### Records shown

----

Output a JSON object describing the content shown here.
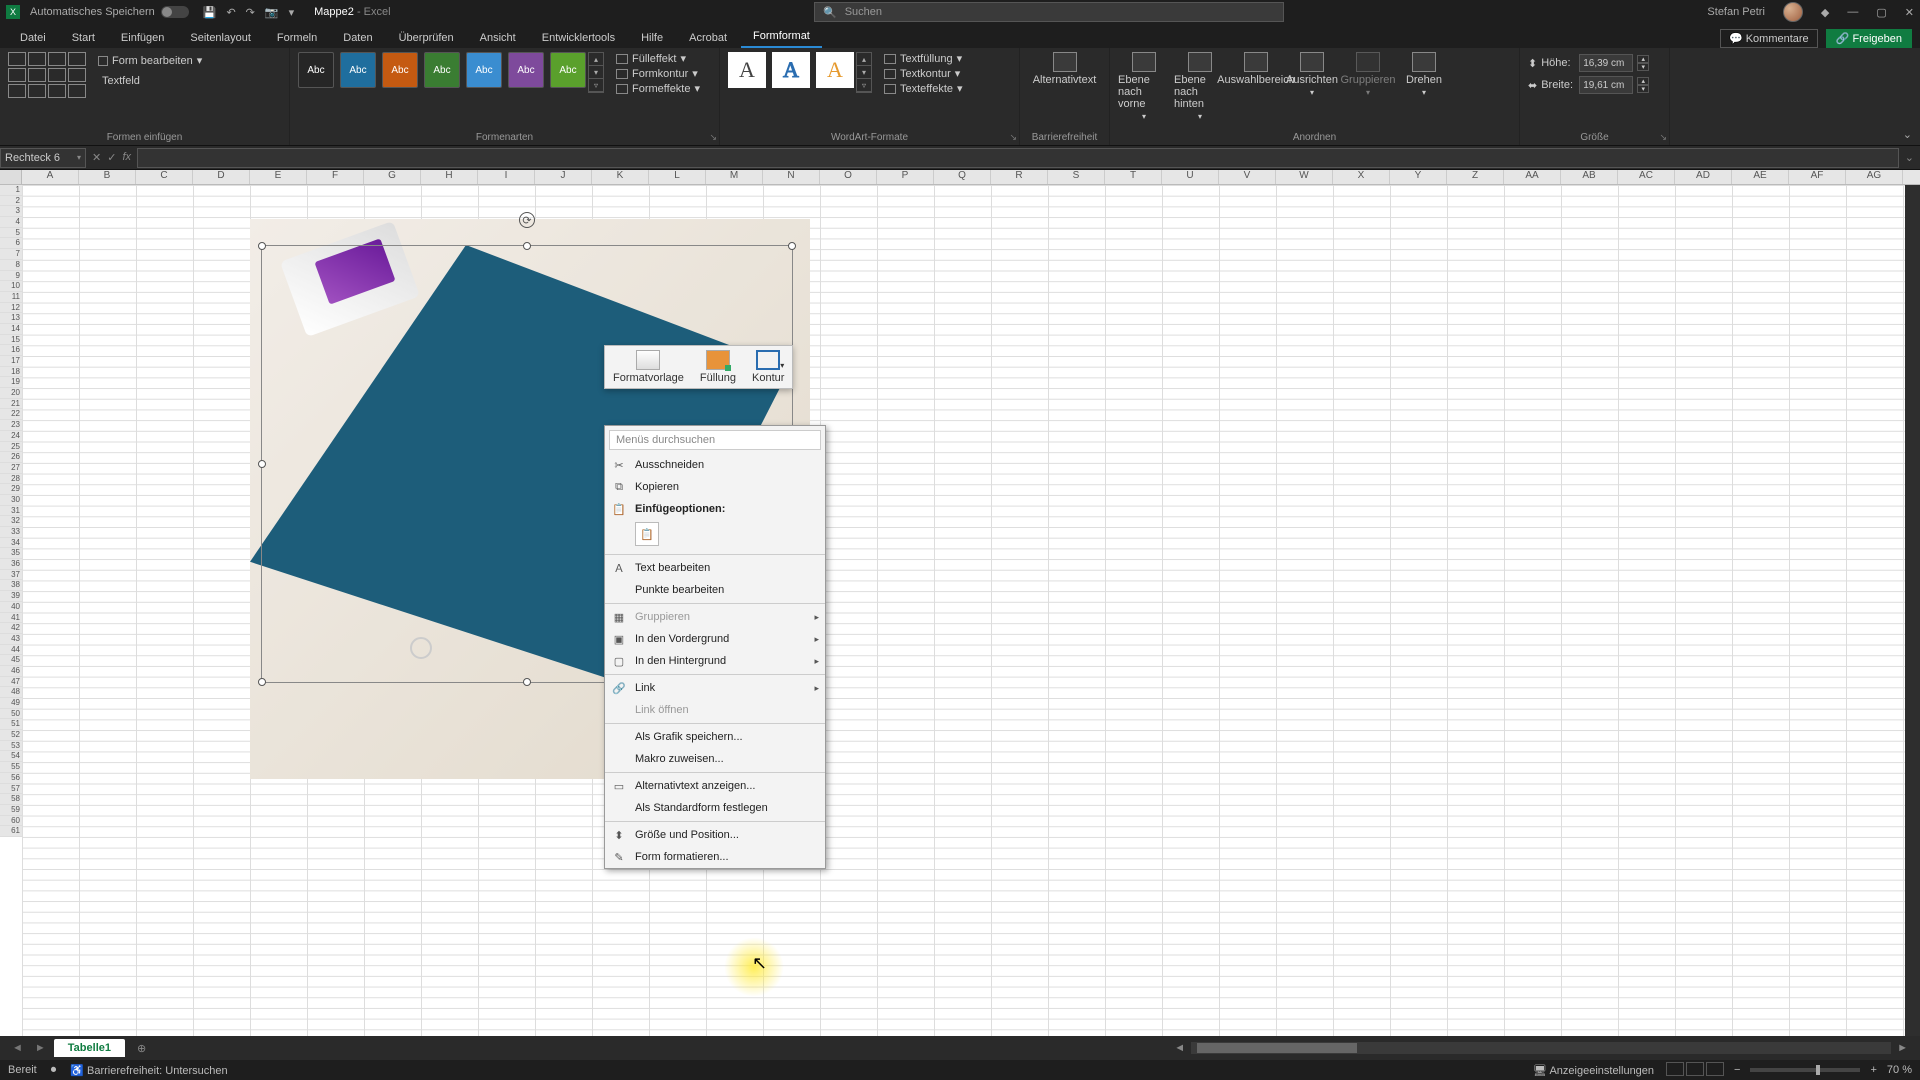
{
  "titlebar": {
    "autosave_label": "Automatisches Speichern",
    "file_name": "Mappe2",
    "app_name": "Excel",
    "search_placeholder": "Suchen",
    "user_name": "Stefan Petri"
  },
  "menubar": {
    "items": [
      "Datei",
      "Start",
      "Einfügen",
      "Seitenlayout",
      "Formeln",
      "Daten",
      "Überprüfen",
      "Ansicht",
      "Entwicklertools",
      "Hilfe",
      "Acrobat",
      "Formformat"
    ],
    "comments": "Kommentare",
    "share": "Freigeben"
  },
  "ribbon": {
    "insert_shapes": {
      "form_edit": "Form bearbeiten",
      "textfeld": "Textfeld",
      "group": "Formen einfügen"
    },
    "shape_styles": {
      "fill": "Fülleffekt",
      "outline": "Formkontur",
      "effects": "Formeffekte",
      "group": "Formenarten",
      "swatch": "Abc"
    },
    "wordart": {
      "textfill": "Textfüllung",
      "textoutline": "Textkontur",
      "texteffects": "Texteffekte",
      "group": "WordArt-Formate"
    },
    "accessibility": {
      "label": "Alternativtext",
      "group": "Barrierefreiheit"
    },
    "arrange": {
      "forward": "Ebene nach vorne",
      "backward": "Ebene nach hinten",
      "selection": "Auswahlbereich",
      "align": "Ausrichten",
      "group_btn": "Gruppieren",
      "rotate": "Drehen",
      "group": "Anordnen"
    },
    "size": {
      "height_label": "Höhe:",
      "height_val": "16,39 cm",
      "width_label": "Breite:",
      "width_val": "19,61 cm",
      "group": "Größe"
    }
  },
  "namebox": "Rechteck 6",
  "columns": [
    "A",
    "B",
    "C",
    "D",
    "E",
    "F",
    "G",
    "H",
    "I",
    "J",
    "K",
    "L",
    "M",
    "N",
    "O",
    "P",
    "Q",
    "R",
    "S",
    "T",
    "U",
    "V",
    "W",
    "X",
    "Y",
    "Z",
    "AA",
    "AB",
    "AC",
    "AD",
    "AE",
    "AF",
    "AG"
  ],
  "rowcount": 61,
  "minitoolbar": {
    "style": "Formatvorlage",
    "fill": "Füllung",
    "outline": "Kontur"
  },
  "context_menu": {
    "search_placeholder": "Menüs durchsuchen",
    "cut": "Ausschneiden",
    "copy": "Kopieren",
    "paste_options": "Einfügeoptionen:",
    "edit_text": "Text bearbeiten",
    "edit_points": "Punkte bearbeiten",
    "group": "Gruppieren",
    "bring_front": "In den Vordergrund",
    "send_back": "In den Hintergrund",
    "link": "Link",
    "open_link": "Link öffnen",
    "save_graphic": "Als Grafik speichern...",
    "assign_macro": "Makro zuweisen...",
    "alt_text": "Alternativtext anzeigen...",
    "set_default": "Als Standardform festlegen",
    "size_pos": "Größe und Position...",
    "format_shape": "Form formatieren..."
  },
  "sheet_tabs": {
    "tab1": "Tabelle1"
  },
  "statusbar": {
    "ready": "Bereit",
    "accessibility": "Barrierefreiheit: Untersuchen",
    "display_settings": "Anzeigeeinstellungen",
    "zoom": "70 %"
  }
}
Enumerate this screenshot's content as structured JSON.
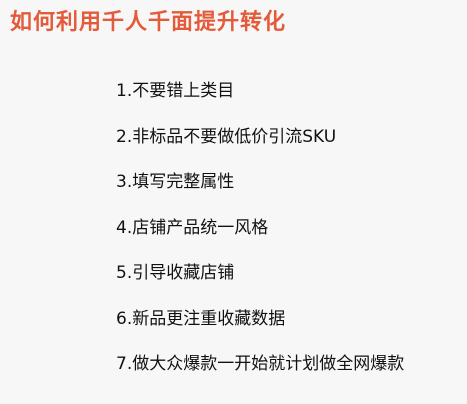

----

### Instructions for the task
Quote every record above exactly, omitting any pictures they contain.

### Right answer
Output a JSON object describing the content shown here.
{
  "titlebar": {
    "autosave_label": "Automatisches Speichern",
    "file_name": "Mappe2",
    "app_name": "Excel",
    "search_placeholder": "Suchen",
    "user_name": "Stefan Petri"
  },
  "menubar": {
    "items": [
      "Datei",
      "Start",
      "Einfügen",
      "Seitenlayout",
      "Formeln",
      "Daten",
      "Überprüfen",
      "Ansicht",
      "Entwicklertools",
      "Hilfe",
      "Acrobat",
      "Formformat"
    ],
    "comments": "Kommentare",
    "share": "Freigeben"
  },
  "ribbon": {
    "insert_shapes": {
      "form_edit": "Form bearbeiten",
      "textfeld": "Textfeld",
      "group": "Formen einfügen"
    },
    "shape_styles": {
      "fill": "Fülleffekt",
      "outline": "Formkontur",
      "effects": "Formeffekte",
      "group": "Formenarten",
      "swatch": "Abc"
    },
    "wordart": {
      "textfill": "Textfüllung",
      "textoutline": "Textkontur",
      "texteffects": "Texteffekte",
      "group": "WordArt-Formate"
    },
    "accessibility": {
      "label": "Alternativtext",
      "group": "Barrierefreiheit"
    },
    "arrange": {
      "forward": "Ebene nach vorne",
      "backward": "Ebene nach hinten",
      "selection": "Auswahlbereich",
      "align": "Ausrichten",
      "group_btn": "Gruppieren",
      "rotate": "Drehen",
      "group": "Anordnen"
    },
    "size": {
      "height_label": "Höhe:",
      "height_val": "16,39 cm",
      "width_label": "Breite:",
      "width_val": "19,61 cm",
      "group": "Größe"
    }
  },
  "namebox": "Rechteck 6",
  "columns": [
    "A",
    "B",
    "C",
    "D",
    "E",
    "F",
    "G",
    "H",
    "I",
    "J",
    "K",
    "L",
    "M",
    "N",
    "O",
    "P",
    "Q",
    "R",
    "S",
    "T",
    "U",
    "V",
    "W",
    "X",
    "Y",
    "Z",
    "AA",
    "AB",
    "AC",
    "AD",
    "AE",
    "AF",
    "AG"
  ],
  "rowcount": 61,
  "minitoolbar": {
    "style": "Formatvorlage",
    "fill": "Füllung",
    "outline": "Kontur"
  },
  "context_menu": {
    "search_placeholder": "Menüs durchsuchen",
    "cut": "Ausschneiden",
    "copy": "Kopieren",
    "paste_options": "Einfügeoptionen:",
    "edit_text": "Text bearbeiten",
    "edit_points": "Punkte bearbeiten",
    "group": "Gruppieren",
    "bring_front": "In den Vordergrund",
    "send_back": "In den Hintergrund",
    "link": "Link",
    "open_link": "Link öffnen",
    "save_graphic": "Als Grafik speichern...",
    "assign_macro": "Makro zuweisen...",
    "alt_text": "Alternativtext anzeigen...",
    "set_default": "Als Standardform festlegen",
    "size_pos": "Größe und Position...",
    "format_shape": "Form formatieren..."
  },
  "sheet_tabs": {
    "tab1": "Tabelle1"
  },
  "statusbar": {
    "ready": "Bereit",
    "accessibility": "Barrierefreiheit: Untersuchen",
    "display_settings": "Anzeigeeinstellungen",
    "zoom": "70 %"
  }
}
Enumerate this screenshot's content as structured JSON.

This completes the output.